[DATA FOR THIS TASK]
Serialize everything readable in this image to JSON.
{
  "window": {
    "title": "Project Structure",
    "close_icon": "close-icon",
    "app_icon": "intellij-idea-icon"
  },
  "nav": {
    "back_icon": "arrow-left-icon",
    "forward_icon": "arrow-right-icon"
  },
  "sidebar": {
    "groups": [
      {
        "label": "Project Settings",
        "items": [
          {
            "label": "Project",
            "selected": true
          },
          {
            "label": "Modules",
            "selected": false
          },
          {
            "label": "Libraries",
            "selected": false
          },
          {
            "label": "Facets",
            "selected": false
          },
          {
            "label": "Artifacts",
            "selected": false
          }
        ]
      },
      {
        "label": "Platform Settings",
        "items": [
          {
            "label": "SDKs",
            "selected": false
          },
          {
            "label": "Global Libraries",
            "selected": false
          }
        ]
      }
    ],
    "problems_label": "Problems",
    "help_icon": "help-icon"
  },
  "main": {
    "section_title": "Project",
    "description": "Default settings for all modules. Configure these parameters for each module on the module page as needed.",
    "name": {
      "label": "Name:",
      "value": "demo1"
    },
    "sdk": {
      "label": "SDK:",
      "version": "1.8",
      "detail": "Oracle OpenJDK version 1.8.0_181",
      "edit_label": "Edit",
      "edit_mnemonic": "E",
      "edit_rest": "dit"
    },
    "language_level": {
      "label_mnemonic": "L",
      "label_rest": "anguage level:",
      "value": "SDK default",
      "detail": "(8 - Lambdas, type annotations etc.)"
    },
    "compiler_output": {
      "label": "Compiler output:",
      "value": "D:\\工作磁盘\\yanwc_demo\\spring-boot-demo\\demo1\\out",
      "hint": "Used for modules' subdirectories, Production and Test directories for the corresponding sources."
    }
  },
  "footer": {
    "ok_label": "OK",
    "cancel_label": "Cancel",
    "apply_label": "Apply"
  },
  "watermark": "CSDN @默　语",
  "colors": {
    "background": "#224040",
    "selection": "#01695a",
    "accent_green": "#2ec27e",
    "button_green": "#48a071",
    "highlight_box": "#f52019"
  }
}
==
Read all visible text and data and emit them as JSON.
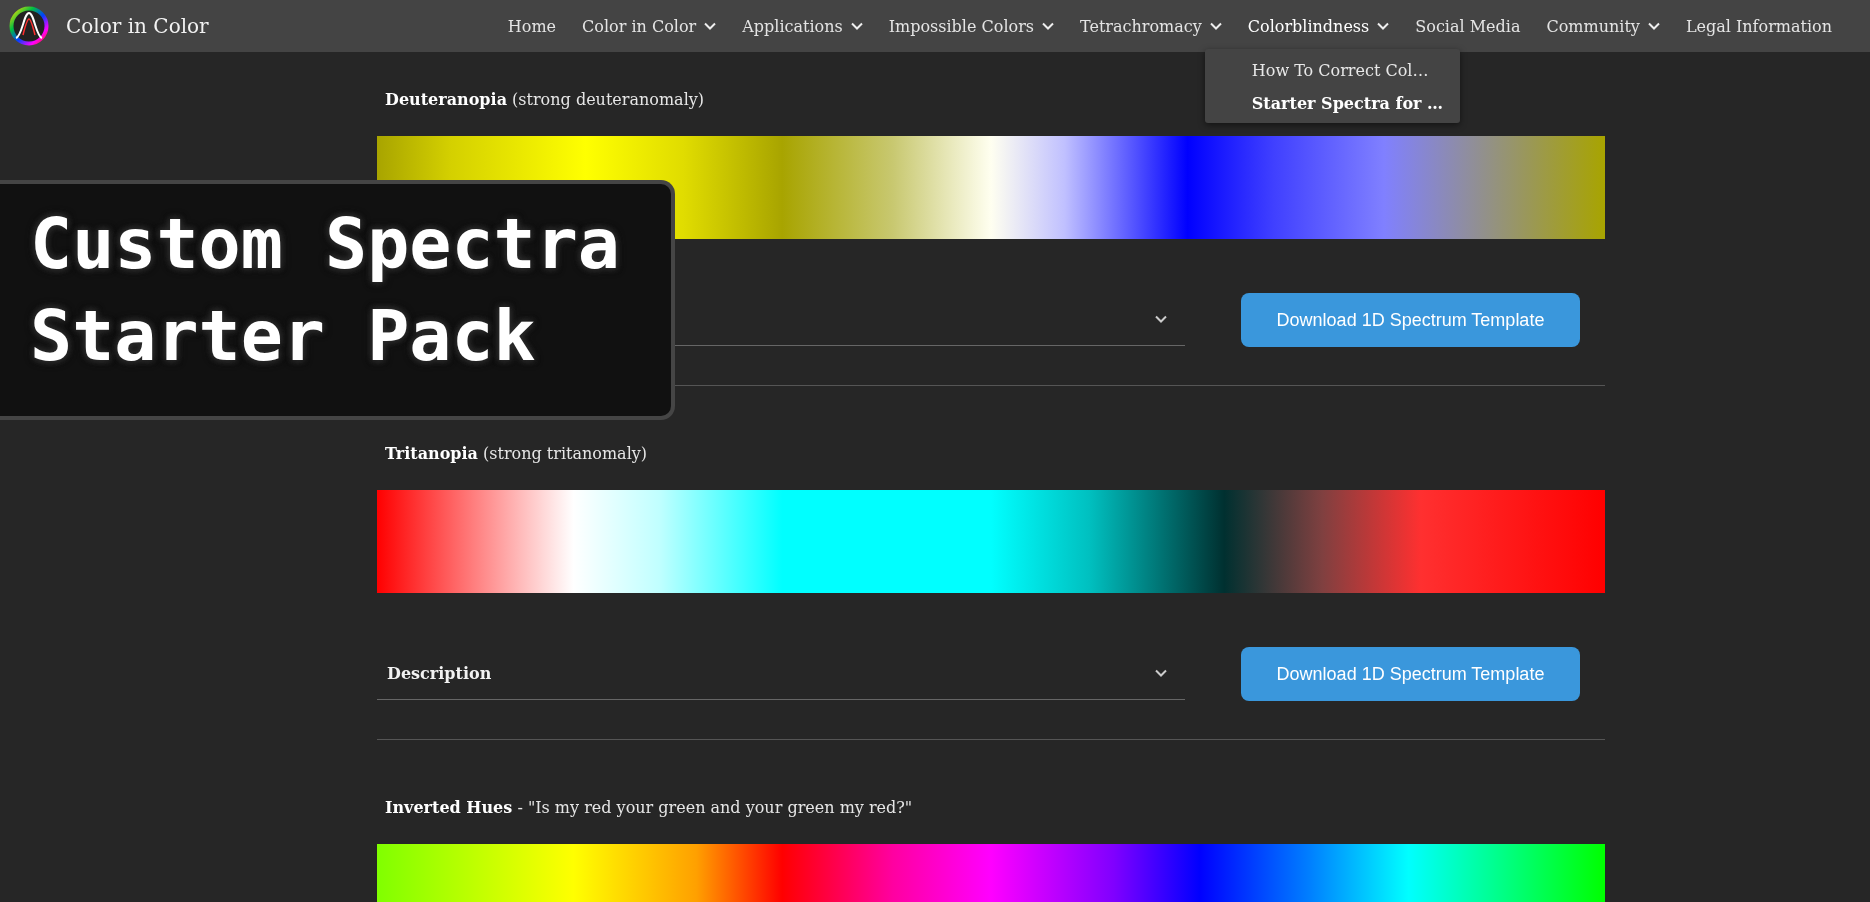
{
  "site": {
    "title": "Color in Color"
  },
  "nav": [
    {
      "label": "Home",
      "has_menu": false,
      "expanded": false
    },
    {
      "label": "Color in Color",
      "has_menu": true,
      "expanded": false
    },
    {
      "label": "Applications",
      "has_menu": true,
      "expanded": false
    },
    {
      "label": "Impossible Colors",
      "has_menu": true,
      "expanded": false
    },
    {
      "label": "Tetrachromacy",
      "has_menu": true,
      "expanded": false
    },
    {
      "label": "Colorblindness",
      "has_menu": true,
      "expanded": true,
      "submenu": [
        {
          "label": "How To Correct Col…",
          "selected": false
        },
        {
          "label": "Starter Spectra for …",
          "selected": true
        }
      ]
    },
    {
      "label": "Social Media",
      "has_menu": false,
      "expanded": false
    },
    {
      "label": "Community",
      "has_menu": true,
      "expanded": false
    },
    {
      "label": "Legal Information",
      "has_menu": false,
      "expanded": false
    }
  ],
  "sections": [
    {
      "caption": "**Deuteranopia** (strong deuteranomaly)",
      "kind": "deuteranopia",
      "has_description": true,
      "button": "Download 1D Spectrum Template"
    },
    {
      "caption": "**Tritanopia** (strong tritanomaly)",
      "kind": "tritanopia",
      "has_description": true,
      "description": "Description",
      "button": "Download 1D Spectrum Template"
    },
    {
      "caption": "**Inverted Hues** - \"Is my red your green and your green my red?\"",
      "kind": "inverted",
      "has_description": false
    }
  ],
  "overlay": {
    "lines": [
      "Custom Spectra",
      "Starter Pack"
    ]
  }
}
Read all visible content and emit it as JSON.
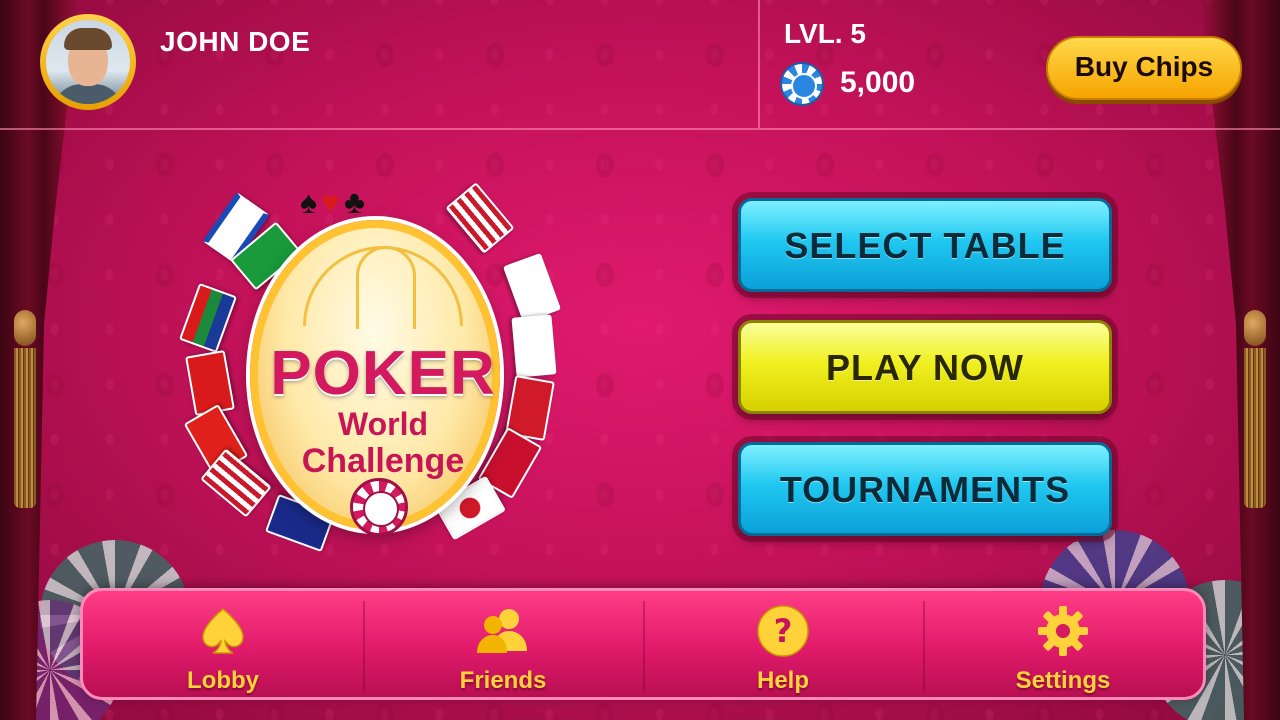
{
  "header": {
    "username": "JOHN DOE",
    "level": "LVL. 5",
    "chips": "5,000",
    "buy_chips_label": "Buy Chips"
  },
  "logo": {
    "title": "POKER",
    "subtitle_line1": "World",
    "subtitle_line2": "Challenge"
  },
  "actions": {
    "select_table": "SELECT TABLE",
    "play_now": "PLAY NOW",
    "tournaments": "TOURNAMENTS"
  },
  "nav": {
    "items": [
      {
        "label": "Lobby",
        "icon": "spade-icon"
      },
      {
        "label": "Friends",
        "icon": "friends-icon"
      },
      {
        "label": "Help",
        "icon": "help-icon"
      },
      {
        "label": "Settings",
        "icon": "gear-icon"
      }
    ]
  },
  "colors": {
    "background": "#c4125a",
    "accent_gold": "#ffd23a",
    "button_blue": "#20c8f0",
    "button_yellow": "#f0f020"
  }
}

[REQUIRED WORK]
From the data above, show each line that contains "Project".

[RIGHT ANSWER]
    "title": "Project Structure",
        "label": "Project Settings",
            "label": "Project",
    "section_title": "Project",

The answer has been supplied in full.